** BEGIN Provided data **

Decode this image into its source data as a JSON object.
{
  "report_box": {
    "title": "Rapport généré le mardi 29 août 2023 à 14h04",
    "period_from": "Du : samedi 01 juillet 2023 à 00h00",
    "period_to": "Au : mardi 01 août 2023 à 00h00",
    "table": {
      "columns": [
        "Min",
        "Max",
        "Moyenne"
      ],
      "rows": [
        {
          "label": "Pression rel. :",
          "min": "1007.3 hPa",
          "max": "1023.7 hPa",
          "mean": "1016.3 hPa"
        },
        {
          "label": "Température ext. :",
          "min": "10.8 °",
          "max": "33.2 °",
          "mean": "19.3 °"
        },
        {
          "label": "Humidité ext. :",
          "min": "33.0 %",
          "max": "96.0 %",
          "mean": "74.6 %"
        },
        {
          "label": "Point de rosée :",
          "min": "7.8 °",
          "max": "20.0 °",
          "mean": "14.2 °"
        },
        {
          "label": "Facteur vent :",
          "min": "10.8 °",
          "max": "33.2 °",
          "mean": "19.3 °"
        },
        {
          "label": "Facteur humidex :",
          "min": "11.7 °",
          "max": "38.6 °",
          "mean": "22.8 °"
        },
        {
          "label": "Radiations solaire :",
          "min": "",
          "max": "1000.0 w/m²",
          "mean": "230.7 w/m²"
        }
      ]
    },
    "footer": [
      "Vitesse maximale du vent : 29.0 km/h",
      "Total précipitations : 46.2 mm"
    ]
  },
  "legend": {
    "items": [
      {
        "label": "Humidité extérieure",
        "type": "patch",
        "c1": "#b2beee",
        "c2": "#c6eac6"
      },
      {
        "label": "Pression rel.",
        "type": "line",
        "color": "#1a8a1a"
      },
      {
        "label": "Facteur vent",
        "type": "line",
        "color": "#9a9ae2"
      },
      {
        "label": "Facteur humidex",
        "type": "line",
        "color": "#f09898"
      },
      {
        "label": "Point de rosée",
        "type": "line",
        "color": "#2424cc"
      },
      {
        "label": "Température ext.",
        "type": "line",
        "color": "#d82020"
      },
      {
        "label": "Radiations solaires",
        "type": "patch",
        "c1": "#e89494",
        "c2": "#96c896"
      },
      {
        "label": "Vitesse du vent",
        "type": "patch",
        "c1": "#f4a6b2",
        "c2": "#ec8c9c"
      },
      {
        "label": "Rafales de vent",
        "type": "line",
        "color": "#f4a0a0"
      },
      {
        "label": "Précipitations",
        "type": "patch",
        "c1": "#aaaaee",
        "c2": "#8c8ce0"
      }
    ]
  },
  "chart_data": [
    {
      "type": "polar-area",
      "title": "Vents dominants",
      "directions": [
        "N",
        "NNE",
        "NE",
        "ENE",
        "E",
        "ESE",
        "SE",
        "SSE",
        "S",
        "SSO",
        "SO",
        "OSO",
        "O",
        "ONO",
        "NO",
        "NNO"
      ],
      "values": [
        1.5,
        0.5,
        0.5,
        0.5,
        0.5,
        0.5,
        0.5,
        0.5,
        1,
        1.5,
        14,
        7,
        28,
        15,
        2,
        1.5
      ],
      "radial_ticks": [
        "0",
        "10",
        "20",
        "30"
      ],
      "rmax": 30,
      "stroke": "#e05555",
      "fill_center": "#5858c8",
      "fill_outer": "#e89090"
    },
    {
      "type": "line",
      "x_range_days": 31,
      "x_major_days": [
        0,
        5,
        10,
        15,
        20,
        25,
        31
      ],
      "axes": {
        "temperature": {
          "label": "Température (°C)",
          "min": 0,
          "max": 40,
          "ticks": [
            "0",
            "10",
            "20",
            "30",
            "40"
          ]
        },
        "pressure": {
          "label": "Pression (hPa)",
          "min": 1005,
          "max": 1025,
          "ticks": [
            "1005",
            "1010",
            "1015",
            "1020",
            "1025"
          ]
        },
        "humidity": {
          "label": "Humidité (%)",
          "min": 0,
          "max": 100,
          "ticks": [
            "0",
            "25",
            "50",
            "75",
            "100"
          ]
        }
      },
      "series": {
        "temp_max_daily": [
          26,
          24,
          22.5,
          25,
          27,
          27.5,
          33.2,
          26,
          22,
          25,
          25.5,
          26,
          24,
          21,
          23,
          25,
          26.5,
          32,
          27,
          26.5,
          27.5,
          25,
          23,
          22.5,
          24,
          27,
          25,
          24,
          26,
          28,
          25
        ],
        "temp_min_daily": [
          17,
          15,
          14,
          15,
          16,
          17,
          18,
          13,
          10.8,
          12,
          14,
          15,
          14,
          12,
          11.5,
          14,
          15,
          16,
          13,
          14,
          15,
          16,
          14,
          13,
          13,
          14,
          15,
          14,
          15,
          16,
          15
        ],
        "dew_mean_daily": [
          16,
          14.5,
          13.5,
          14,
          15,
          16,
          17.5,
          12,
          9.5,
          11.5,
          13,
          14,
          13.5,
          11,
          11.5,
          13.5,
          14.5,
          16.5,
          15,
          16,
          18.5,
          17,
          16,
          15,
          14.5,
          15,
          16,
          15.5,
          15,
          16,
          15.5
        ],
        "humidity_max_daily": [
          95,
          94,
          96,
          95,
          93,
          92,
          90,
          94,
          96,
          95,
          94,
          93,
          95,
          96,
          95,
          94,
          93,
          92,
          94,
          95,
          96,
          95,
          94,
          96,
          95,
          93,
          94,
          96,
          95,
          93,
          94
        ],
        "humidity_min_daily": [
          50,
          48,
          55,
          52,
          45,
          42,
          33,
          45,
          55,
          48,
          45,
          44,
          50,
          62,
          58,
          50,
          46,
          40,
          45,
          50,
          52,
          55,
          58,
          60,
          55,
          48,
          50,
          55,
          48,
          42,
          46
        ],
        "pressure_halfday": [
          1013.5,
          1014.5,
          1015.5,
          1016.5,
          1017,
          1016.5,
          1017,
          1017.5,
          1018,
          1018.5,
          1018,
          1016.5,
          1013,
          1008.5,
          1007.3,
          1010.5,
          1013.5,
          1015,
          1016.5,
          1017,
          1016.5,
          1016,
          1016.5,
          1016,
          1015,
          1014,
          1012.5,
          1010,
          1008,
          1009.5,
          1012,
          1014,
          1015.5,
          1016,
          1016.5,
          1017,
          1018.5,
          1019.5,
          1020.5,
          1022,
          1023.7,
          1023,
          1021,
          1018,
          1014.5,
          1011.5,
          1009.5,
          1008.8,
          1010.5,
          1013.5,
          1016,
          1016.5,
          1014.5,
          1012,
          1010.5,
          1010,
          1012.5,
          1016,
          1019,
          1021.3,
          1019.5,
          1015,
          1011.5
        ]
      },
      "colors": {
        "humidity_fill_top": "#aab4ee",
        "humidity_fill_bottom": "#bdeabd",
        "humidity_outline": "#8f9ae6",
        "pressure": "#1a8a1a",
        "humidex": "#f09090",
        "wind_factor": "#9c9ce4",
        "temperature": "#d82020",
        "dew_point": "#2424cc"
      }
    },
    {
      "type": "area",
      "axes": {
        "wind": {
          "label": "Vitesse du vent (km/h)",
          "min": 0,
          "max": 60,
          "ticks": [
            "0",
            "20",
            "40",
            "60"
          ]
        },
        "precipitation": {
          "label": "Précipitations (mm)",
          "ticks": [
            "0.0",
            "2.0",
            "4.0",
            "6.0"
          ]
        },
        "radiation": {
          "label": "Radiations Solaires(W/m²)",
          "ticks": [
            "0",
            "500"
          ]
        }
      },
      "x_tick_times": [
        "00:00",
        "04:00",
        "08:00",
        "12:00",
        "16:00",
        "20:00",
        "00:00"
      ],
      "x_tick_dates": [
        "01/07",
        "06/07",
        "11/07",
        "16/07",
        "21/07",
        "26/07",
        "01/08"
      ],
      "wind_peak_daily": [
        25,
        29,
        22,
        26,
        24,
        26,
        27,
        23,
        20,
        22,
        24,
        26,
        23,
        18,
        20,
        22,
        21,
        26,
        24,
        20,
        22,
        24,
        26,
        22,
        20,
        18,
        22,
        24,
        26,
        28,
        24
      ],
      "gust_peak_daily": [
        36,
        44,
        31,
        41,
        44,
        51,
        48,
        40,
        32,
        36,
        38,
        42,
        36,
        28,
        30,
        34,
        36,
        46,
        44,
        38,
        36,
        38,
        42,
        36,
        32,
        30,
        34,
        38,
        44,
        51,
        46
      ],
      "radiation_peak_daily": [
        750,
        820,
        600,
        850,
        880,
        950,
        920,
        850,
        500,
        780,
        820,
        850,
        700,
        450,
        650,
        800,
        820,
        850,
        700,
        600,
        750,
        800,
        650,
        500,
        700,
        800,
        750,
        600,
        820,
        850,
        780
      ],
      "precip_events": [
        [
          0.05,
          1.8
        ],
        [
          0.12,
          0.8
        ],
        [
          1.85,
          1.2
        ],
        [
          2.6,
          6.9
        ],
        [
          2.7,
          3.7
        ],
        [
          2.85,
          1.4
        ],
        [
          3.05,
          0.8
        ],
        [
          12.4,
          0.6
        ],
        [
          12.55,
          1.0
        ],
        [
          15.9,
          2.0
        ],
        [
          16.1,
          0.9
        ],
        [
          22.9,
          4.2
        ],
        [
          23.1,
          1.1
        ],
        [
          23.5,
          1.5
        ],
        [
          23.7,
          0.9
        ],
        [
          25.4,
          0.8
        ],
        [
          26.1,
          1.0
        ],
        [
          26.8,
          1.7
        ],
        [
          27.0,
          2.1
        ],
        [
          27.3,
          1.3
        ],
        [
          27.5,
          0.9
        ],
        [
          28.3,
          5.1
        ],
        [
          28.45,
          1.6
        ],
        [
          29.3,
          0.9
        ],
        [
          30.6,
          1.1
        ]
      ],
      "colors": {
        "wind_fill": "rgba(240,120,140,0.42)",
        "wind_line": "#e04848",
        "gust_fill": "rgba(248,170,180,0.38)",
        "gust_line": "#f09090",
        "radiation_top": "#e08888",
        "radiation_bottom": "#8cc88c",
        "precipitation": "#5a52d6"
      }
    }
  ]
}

** END Provided data **

What the task asks
Each line that has the word "humidex" should be copied.

Answer in full
          "label": "Facteur humidex :",
        "label": "Facteur humidex",
        "humidex": "#f09090",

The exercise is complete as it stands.